Your goal
In the following material, identify every line holding the string "DTCWPT" and return it.

[Data tied to figure images]
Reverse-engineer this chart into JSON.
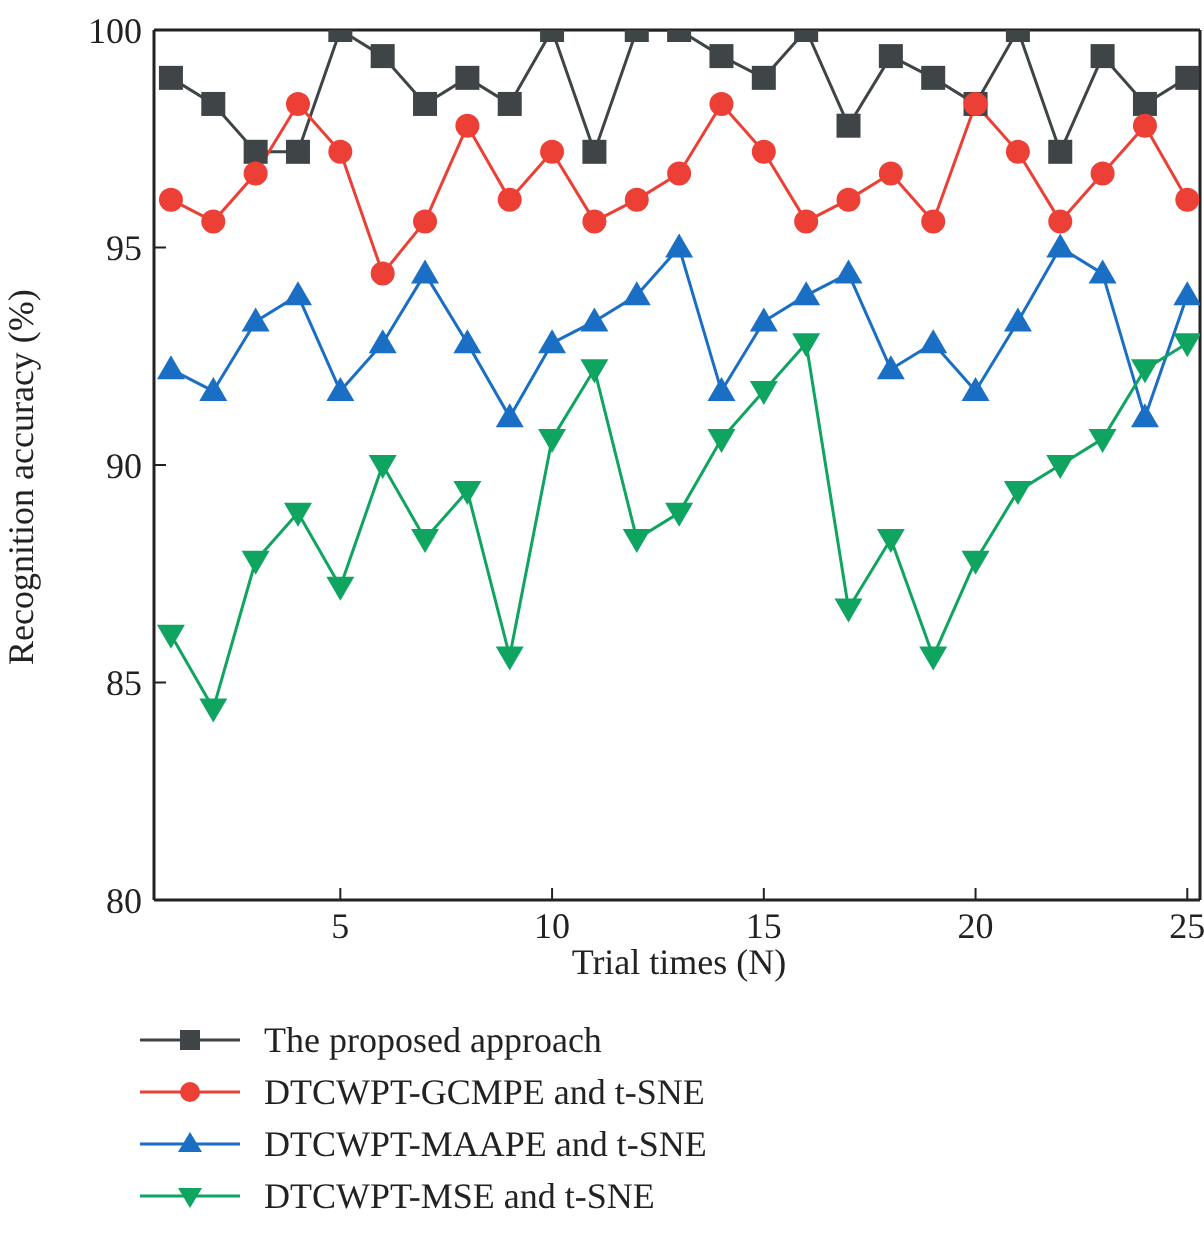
{
  "chart_data": {
    "type": "line",
    "xlabel": "Trial times (N)",
    "ylabel": "Recognition accuracy (%)",
    "x": [
      1,
      2,
      3,
      4,
      5,
      6,
      7,
      8,
      9,
      10,
      11,
      12,
      13,
      14,
      15,
      16,
      17,
      18,
      19,
      20,
      21,
      22,
      23,
      24,
      25
    ],
    "xlim": [
      0.6,
      25.3
    ],
    "xticks": [
      5,
      10,
      15,
      20,
      25
    ],
    "ylim": [
      80,
      100
    ],
    "yticks": [
      80,
      85,
      90,
      95,
      100
    ],
    "grid": false,
    "legend": "bottom",
    "series": [
      {
        "name": "The proposed approach",
        "color": "#3f4446",
        "marker": "square",
        "values": [
          98.9,
          98.3,
          97.2,
          97.2,
          100,
          99.4,
          98.3,
          98.9,
          98.3,
          100,
          97.2,
          100,
          100,
          99.4,
          98.9,
          100,
          97.8,
          99.4,
          98.9,
          98.3,
          100,
          97.2,
          99.4,
          98.3,
          98.9
        ]
      },
      {
        "name": "DTCWPT-GCMPE and t-SNE",
        "color": "#ec3f35",
        "marker": "circle",
        "values": [
          96.1,
          95.6,
          96.7,
          98.3,
          97.2,
          94.4,
          95.6,
          97.8,
          96.1,
          97.2,
          95.6,
          96.1,
          96.7,
          98.3,
          97.2,
          95.6,
          96.1,
          96.7,
          95.6,
          98.3,
          97.2,
          95.6,
          96.7,
          97.8,
          96.1
        ]
      },
      {
        "name": "DTCWPT-MAAPE and t-SNE",
        "color": "#1a6fc4",
        "marker": "triangle",
        "values": [
          92.2,
          91.7,
          93.3,
          93.9,
          91.7,
          92.8,
          94.4,
          92.8,
          91.1,
          92.8,
          93.3,
          93.9,
          95.0,
          91.7,
          93.3,
          93.9,
          94.4,
          92.2,
          92.8,
          91.7,
          93.3,
          95.0,
          94.4,
          91.1,
          93.9
        ]
      },
      {
        "name": "DTCWPT-MSE and t-SNE",
        "color": "#0fa460",
        "marker": "triangle-down",
        "values": [
          86.1,
          84.4,
          87.8,
          88.9,
          87.2,
          90,
          88.3,
          89.4,
          85.6,
          90.6,
          92.2,
          88.3,
          88.9,
          90.6,
          91.7,
          92.8,
          86.7,
          88.3,
          85.6,
          87.8,
          89.4,
          90,
          90.6,
          92.2,
          92.8
        ]
      }
    ]
  }
}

Task response
        "name": "DTCWPT-GCMPE and t-SNE",
        "name": "DTCWPT-MAAPE and t-SNE",
        "name": "DTCWPT-MSE and t-SNE",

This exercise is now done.